#### [ENTRIES SHOWN]
********************

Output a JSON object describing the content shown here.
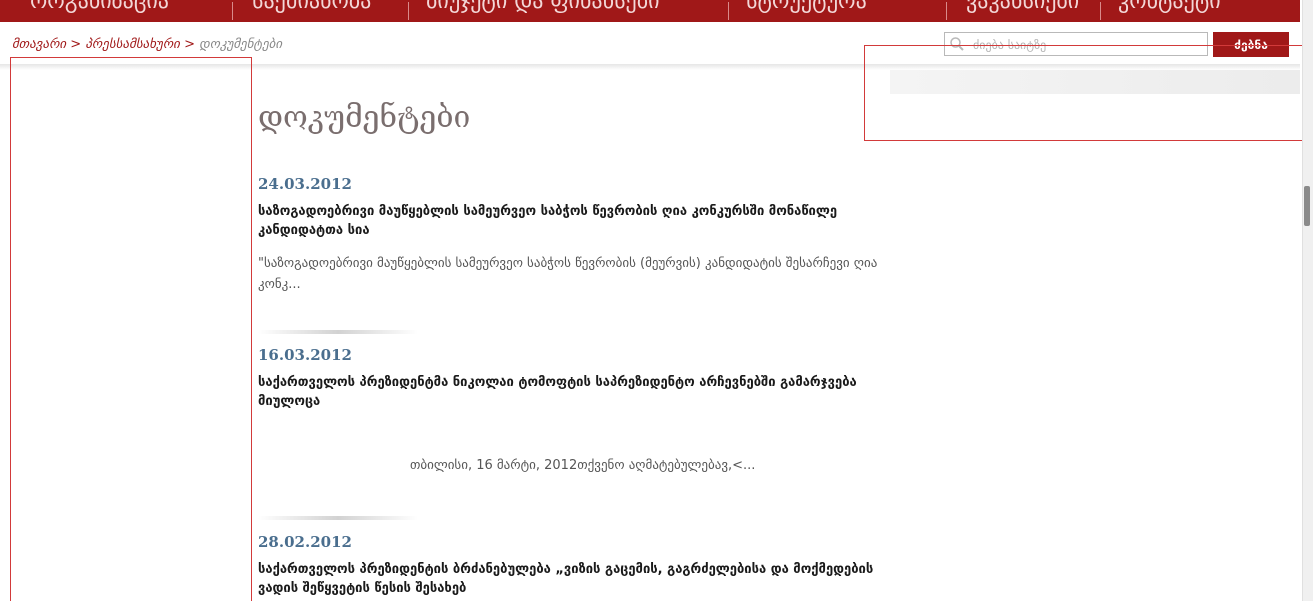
{
  "top_nav": {
    "items": [
      "ორგანიზაცია",
      "საქმიანობა",
      "ბიუჯეტი და ფინანსები",
      "სტრუქტურა",
      "ვაკანსიები",
      "კონტაქტი"
    ]
  },
  "breadcrumb": {
    "home": "მთავარი",
    "section": "პრესსამსახური",
    "current": "დოკუმენტები",
    "separator": ">"
  },
  "search": {
    "placeholder": "ძიება საიტზე",
    "button_label": "ძებნა"
  },
  "page_title": "დოკუმენტები",
  "articles": [
    {
      "date": "24.03.2012",
      "title": "საზოგადოებრივი მაუწყებლის სამეურვეო საბჭოს წევრობის ღია კონკურსში მონაწილე კანდიდატთა სია",
      "excerpt": "\"საზოგადოებრივი მაუწყებლის სამეურვეო საბჭოს წევრობის (მეურვის) კანდიდატის შესარჩევი ღია კონკ..."
    },
    {
      "date": "16.03.2012",
      "title": "საქართველოს პრეზიდენტმა ნიკოლაი ტომოფტის საპრეზიდენტო არჩევნებში გამარჯვება მიულოცა",
      "excerpt": "თბილისი, 16 მარტი, 2012თქვენო აღმატებულებავ,<..."
    },
    {
      "date": "28.02.2012",
      "title": "საქართველოს პრეზიდენტის ბრძანებულება „ვიზის გაცემის, გაგრძელებისა და მოქმედების ვადის შეწყვეტის წესის შესახებ",
      "excerpt": ""
    }
  ],
  "colors": {
    "brand_red": "#a01818",
    "date_blue": "#4a6e8e",
    "annotation_red": "#d23a3a"
  }
}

********************

#### [WRITTEN REQUEST]
Write out the records above once more, word for word, with no pictures.

#### [SOLUTION TO THE EXERCISE]
Output a JSON object describing the content shown here.
{
  "top_nav": {
    "items": [
      "ორგანიზაცია",
      "საქმიანობა",
      "ბიუჯეტი და ფინანსები",
      "სტრუქტურა",
      "ვაკანსიები",
      "კონტაქტი"
    ]
  },
  "breadcrumb": {
    "home": "მთავარი",
    "section": "პრესსამსახური",
    "current": "დოკუმენტები",
    "separator": ">"
  },
  "search": {
    "placeholder": "ძიება საიტზე",
    "button_label": "ძებნა"
  },
  "page_title": "დოკუმენტები",
  "articles": [
    {
      "date": "24.03.2012",
      "title": "საზოგადოებრივი მაუწყებლის სამეურვეო საბჭოს წევრობის ღია კონკურსში მონაწილე კანდიდატთა სია",
      "excerpt": "\"საზოგადოებრივი მაუწყებლის სამეურვეო საბჭოს წევრობის (მეურვის) კანდიდატის შესარჩევი ღია კონკ..."
    },
    {
      "date": "16.03.2012",
      "title": "საქართველოს პრეზიდენტმა ნიკოლაი ტომოფტის საპრეზიდენტო არჩევნებში გამარჯვება მიულოცა",
      "excerpt": "თბილისი, 16 მარტი, 2012თქვენო აღმატებულებავ,<..."
    },
    {
      "date": "28.02.2012",
      "title": "საქართველოს პრეზიდენტის ბრძანებულება „ვიზის გაცემის, გაგრძელებისა და მოქმედების ვადის შეწყვეტის წესის შესახებ",
      "excerpt": ""
    }
  ],
  "colors": {
    "brand_red": "#a01818",
    "date_blue": "#4a6e8e",
    "annotation_red": "#d23a3a"
  }
}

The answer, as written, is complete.